(Directions) Repeat all of the material below exactly as written, images excluded.

(Data entries)
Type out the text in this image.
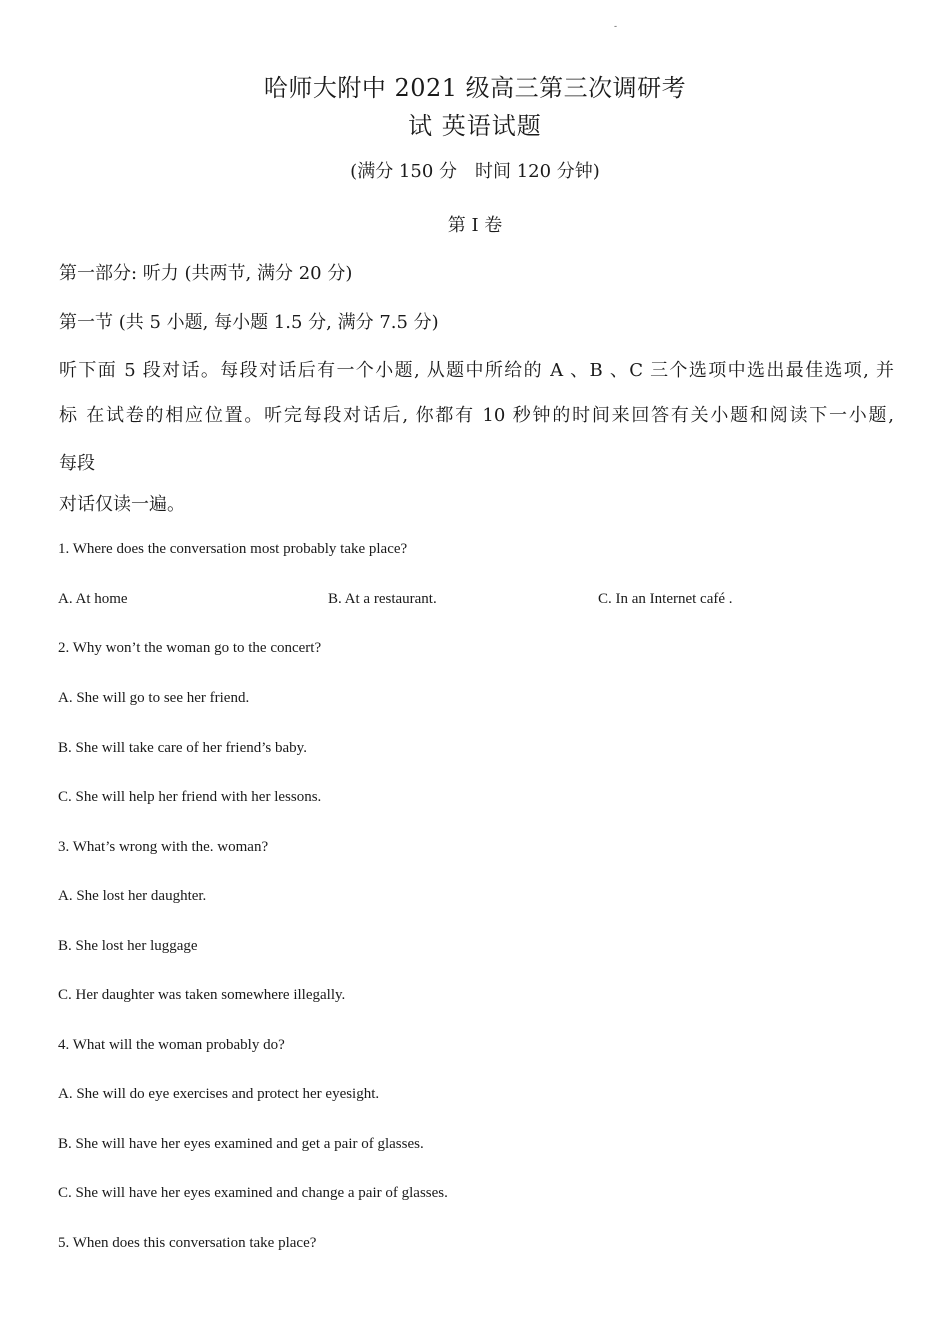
-
哈师大附中 2021 级高三第三次调研考
试 英语试题
(满分 150 分　时间 120 分钟)
第 I 卷
第一部分: 听力 (共两节, 满分 20 分)
第一节 (共 5 小题, 每小题 1.5 分, 满分 7.5 分)
听下面 5 段对话。每段对话后有一个小题, 从题中所给的 A 、B 、C 三个选项中选出最佳选项, 并
标 在试卷的相应位置。听完每段对话后, 你都有 10 秒钟的时间来回答有关小题和阅读下一小题,
每段
对话仅读一遍。
1. Where does the conversation most probably take place?
A. At home	B. At a restaurant.	C. In an Internet café .
2. Why won’t the woman go to the concert?
A. She will go to see her friend.
B. She will take care of her friend’s baby.
C. She will help her friend with her lessons.
3. What’s wrong with the. woman?
A. She lost her daughter.
B. She lost her luggage
C. Her daughter was taken somewhere illegally.
4. What will the woman probably do?
A. She will do eye exercises and protect her eyesight.
B. She will have her eyes examined and get a pair of glasses.
C. She will have her eyes examined and change a pair of glasses.
5. When does this conversation take place?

(Correct result)
Type out the text in this image.
-
哈师大附中 2021 级高三第三次调研考
试 英语试题
(满分 150 分　时间 120 分钟)
第 I 卷
第一部分: 听力 (共两节, 满分 20 分)
第一节 (共 5 小题, 每小题 1.5 分, 满分 7.5 分)
听下面 5 段对话。每段对话后有一个小题, 从题中所给的 A 、B 、C 三个选项中选出最佳选项, 并
标 在试卷的相应位置。听完每段对话后, 你都有 10 秒钟的时间来回答有关小题和阅读下一小题,
每段
对话仅读一遍。
1. Where does the conversation most probably take place?
A. At home	B. At a restaurant.	C. In an Internet café .
2. Why won’t the woman go to the concert?
A. She will go to see her friend.
B. She will take care of her friend’s baby.
C. She will help her friend with her lessons.
3. What’s wrong with the. woman?
A. She lost her daughter.
B. She lost her luggage
C. Her daughter was taken somewhere illegally.
4. What will the woman probably do?
A. She will do eye exercises and protect her eyesight.
B. She will have her eyes examined and get a pair of glasses.
C. She will have her eyes examined and change a pair of glasses.
5. When does this conversation take place?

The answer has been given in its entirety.